SELECTED PASSAGE:

------------------------------------------------------------------------

Collabora Online Development Edition (CODE) install and config, and other useful related things.

I couldn’t find a good comprehensive doc on installing Collabora native packages on Linux, and I had my fair share of trial-and-error while doing it myself, so here we go, I’m doing an organized dump of my notes on the subject.

First things first

A couple of disclaimers and initial notes:

  • I’m dumping my notes for Collabora 21.06. This dump will probably be outdated in a while.
  • I’m installing stuff on a Debian stable system, from native repos/packages. No Docker, this is the footwork.
  • I’m also including additional stuff: SSL, nginx, MS fonts, and some useful (to me anyway) additional things that I had in my notes because I would always forget otherwise. Where I can (and remember, and/or it’s not just me having figured it out), I’m referring the sources of the particular step.
  • This dump is based on my trial-and-error setup process, so if you read this (and you are not me), your specific needs or circumstances can be different. (But feel free to ask and let’s figure stuff out together.)

Having said (written) that, let’s get into it!

Step 1 (the easy step): base install

Extracted from the official guide.

1. Import the signing key

cd /usr/share/keyrings
sudo wget https://collaboraoffice.com/downloads/gpg/collaboraonline-release-keyring.gpg

2. Add CODE package repositories

Add to /etc/apt/sources.list.d/collaboraonline.sources:

Types: deb
URIs: https://www.collaboraoffice.com/repos/CollaboraOnline/CODE-debian11
Suites: ./
Signed-By: /usr/share/keyrings/collaboraonline-release-keyring.gpg

3. Install packages

sudo apt update && sudo apt install coolwsd code-brand

…And that’s about all the info the official docs contain.

Step 2: coolwsd config

Config is done in

/etc/coolwsd/coolwsd.xml

To make it work, the following variables need to be set properly (just look for these in the file):

memproportion

If you run Collabora on a shared system (e.g. next to Nextcloud), set it to smth low. Otherwise it can be high af.

------------------------------------------------------------------------

SHORT TASK 1: Rewrite the records starting with their first line and going on through the line with "18, 111, 40]", swapping "day-info" for "day-detail" and keeping everything else the same.
The records have no connection to the text that precedes them.

------------------------------------------------------------------------

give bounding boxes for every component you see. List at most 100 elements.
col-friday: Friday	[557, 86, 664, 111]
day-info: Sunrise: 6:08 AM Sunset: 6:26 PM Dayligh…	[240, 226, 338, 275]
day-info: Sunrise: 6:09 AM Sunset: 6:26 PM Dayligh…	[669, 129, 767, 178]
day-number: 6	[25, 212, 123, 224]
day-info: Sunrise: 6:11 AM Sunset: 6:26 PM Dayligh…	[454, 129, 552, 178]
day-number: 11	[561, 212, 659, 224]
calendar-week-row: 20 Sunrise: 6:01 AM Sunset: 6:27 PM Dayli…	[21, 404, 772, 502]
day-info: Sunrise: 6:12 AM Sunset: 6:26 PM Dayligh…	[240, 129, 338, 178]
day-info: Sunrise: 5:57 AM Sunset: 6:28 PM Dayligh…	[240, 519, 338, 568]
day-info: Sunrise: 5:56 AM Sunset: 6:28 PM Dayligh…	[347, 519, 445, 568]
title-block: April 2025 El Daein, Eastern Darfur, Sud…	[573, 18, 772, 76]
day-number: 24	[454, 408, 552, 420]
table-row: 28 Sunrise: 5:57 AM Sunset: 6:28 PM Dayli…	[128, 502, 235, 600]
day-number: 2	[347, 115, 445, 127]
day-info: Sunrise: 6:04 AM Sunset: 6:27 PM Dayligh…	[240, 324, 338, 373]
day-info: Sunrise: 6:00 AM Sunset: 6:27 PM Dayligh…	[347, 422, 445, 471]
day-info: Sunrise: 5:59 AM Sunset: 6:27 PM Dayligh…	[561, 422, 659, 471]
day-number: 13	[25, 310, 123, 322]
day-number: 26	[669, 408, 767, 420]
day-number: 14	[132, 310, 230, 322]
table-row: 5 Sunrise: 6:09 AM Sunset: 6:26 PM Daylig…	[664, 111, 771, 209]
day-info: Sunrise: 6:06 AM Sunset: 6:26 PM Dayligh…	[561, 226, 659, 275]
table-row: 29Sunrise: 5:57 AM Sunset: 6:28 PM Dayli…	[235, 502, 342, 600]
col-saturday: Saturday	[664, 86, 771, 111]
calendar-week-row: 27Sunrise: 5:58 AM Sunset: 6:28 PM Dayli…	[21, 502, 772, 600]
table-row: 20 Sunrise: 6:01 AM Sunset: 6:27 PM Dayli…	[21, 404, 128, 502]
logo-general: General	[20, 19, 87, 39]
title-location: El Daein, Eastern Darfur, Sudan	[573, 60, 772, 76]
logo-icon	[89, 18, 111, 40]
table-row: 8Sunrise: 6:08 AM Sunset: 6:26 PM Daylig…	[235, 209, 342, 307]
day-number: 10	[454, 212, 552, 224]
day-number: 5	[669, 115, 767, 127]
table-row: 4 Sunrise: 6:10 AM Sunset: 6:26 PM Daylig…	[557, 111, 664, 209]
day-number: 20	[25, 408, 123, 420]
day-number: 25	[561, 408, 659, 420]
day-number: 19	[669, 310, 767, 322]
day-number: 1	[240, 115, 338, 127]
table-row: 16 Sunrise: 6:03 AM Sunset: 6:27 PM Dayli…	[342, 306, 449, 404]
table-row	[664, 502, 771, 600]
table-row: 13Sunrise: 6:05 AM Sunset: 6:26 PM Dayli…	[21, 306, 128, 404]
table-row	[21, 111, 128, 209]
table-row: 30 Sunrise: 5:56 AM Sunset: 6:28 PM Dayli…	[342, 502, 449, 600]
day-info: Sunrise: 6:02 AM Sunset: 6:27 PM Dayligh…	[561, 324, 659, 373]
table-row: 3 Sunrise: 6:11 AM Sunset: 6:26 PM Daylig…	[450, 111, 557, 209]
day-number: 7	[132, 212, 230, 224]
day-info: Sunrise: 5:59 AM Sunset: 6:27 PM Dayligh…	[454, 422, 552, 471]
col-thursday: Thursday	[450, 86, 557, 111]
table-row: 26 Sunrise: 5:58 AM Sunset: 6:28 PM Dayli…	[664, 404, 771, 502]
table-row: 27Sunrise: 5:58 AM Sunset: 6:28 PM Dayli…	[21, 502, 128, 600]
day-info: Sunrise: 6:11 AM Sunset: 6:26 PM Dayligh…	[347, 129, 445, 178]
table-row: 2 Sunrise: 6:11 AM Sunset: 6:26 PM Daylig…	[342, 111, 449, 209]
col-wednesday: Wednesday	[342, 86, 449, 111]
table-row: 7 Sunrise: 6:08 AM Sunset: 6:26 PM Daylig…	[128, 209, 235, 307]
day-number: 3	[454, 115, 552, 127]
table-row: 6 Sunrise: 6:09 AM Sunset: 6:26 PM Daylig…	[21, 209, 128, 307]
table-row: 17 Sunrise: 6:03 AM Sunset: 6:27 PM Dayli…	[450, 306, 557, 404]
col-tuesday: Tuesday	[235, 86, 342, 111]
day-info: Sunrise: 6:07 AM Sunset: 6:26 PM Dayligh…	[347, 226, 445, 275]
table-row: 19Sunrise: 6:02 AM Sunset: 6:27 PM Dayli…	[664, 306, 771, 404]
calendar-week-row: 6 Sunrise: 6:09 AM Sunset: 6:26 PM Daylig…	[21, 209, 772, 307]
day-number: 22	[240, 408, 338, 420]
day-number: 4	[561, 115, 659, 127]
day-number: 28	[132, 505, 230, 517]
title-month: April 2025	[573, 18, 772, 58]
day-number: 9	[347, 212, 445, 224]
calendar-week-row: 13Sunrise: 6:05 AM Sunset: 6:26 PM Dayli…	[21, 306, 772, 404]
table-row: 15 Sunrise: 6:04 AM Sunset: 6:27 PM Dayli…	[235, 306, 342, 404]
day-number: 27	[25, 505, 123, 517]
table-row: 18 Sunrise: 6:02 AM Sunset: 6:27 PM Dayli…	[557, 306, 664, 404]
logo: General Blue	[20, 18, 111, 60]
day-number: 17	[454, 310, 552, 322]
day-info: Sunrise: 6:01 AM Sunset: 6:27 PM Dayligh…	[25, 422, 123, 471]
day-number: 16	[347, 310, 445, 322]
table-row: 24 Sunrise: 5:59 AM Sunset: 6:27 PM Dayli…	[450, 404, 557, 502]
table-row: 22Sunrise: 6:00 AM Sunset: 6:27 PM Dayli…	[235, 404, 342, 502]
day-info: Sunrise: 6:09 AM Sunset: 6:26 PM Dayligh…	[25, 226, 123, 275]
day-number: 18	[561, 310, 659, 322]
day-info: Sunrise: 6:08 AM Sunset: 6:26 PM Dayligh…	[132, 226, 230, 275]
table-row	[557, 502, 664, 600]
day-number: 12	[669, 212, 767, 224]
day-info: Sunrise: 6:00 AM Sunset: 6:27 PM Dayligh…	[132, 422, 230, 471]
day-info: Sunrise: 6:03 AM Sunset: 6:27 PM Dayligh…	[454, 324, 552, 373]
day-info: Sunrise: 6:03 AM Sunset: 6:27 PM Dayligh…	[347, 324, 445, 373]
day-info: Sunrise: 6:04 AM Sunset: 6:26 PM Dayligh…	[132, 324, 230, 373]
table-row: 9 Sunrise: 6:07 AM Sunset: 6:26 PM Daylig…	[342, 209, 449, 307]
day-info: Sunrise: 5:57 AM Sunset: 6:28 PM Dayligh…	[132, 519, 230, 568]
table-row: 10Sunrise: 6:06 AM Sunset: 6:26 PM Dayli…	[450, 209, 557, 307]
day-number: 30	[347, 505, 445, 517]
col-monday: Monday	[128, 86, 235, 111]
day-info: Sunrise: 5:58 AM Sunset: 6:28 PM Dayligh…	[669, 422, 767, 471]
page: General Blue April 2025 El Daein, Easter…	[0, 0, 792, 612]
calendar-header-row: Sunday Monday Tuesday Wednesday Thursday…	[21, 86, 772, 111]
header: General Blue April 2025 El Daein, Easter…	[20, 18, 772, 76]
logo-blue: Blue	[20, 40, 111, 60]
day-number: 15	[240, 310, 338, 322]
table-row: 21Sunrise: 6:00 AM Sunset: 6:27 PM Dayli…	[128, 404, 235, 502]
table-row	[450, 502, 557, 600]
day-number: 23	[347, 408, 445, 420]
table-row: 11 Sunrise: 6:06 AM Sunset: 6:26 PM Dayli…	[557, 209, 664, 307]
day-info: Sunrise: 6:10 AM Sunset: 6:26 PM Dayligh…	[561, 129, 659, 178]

------------------------------------------------------------------------

SHORT TASK 2: Transcribe the Collabora install notes word for word, starting with "Collabora Online Development" and going on through "on the subject.".

WORKED ANSWER 1:
give bounding boxes for every component you see. List at most 100 elements.
col-friday: Friday	[557, 86, 664, 111]
day-detail: Sunrise: 6:08 AM Sunset: 6:26 PM Dayligh…	[240, 226, 338, 275]
day-detail: Sunrise: 6:09 AM Sunset: 6:26 PM Dayligh…	[669, 129, 767, 178]
day-number: 6	[25, 212, 123, 224]
day-detail: Sunrise: 6:11 AM Sunset: 6:26 PM Dayligh…	[454, 129, 552, 178]
day-number: 11	[561, 212, 659, 224]
calendar-week-row: 20 Sunrise: 6:01 AM Sunset: 6:27 PM Dayli…	[21, 404, 772, 502]
day-detail: Sunrise: 6:12 AM Sunset: 6:26 PM Dayligh…	[240, 129, 338, 178]
day-detail: Sunrise: 5:57 AM Sunset: 6:28 PM Dayligh…	[240, 519, 338, 568]
day-detail: Sunrise: 5:56 AM Sunset: 6:28 PM Dayligh…	[347, 519, 445, 568]
title-block: April 2025 El Daein, Eastern Darfur, Sud…	[573, 18, 772, 76]
day-number: 24	[454, 408, 552, 420]
table-row: 28 Sunrise: 5:57 AM Sunset: 6:28 PM Dayli…	[128, 502, 235, 600]
day-number: 2	[347, 115, 445, 127]
day-detail: Sunrise: 6:04 AM Sunset: 6:27 PM Dayligh…	[240, 324, 338, 373]
day-detail: Sunrise: 6:00 AM Sunset: 6:27 PM Dayligh…	[347, 422, 445, 471]
day-detail: Sunrise: 5:59 AM Sunset: 6:27 PM Dayligh…	[561, 422, 659, 471]
day-number: 13	[25, 310, 123, 322]
day-number: 26	[669, 408, 767, 420]
day-number: 14	[132, 310, 230, 322]
table-row: 5 Sunrise: 6:09 AM Sunset: 6:26 PM Daylig…	[664, 111, 771, 209]
day-detail: Sunrise: 6:06 AM Sunset: 6:26 PM Dayligh…	[561, 226, 659, 275]
table-row: 29Sunrise: 5:57 AM Sunset: 6:28 PM Dayli…	[235, 502, 342, 600]
col-saturday: Saturday	[664, 86, 771, 111]
calendar-week-row: 27Sunrise: 5:58 AM Sunset: 6:28 PM Dayli…	[21, 502, 772, 600]
table-row: 20 Sunrise: 6:01 AM Sunset: 6:27 PM Dayli…	[21, 404, 128, 502]
logo-general: General	[20, 19, 87, 39]
title-location: El Daein, Eastern Darfur, Sudan	[573, 60, 772, 76]
logo-icon	[89, 18, 111, 40]

WORKED ANSWER 2:
Collabora Online Development Edition (CODE) install and config, and other useful related things.

I couldn’t find a good comprehensive doc on installing Collabora native packages on Linux, and I had my fair share of trial-and-error while doing it myself, so here we go, I’m doing an organized dump of my notes on the subject.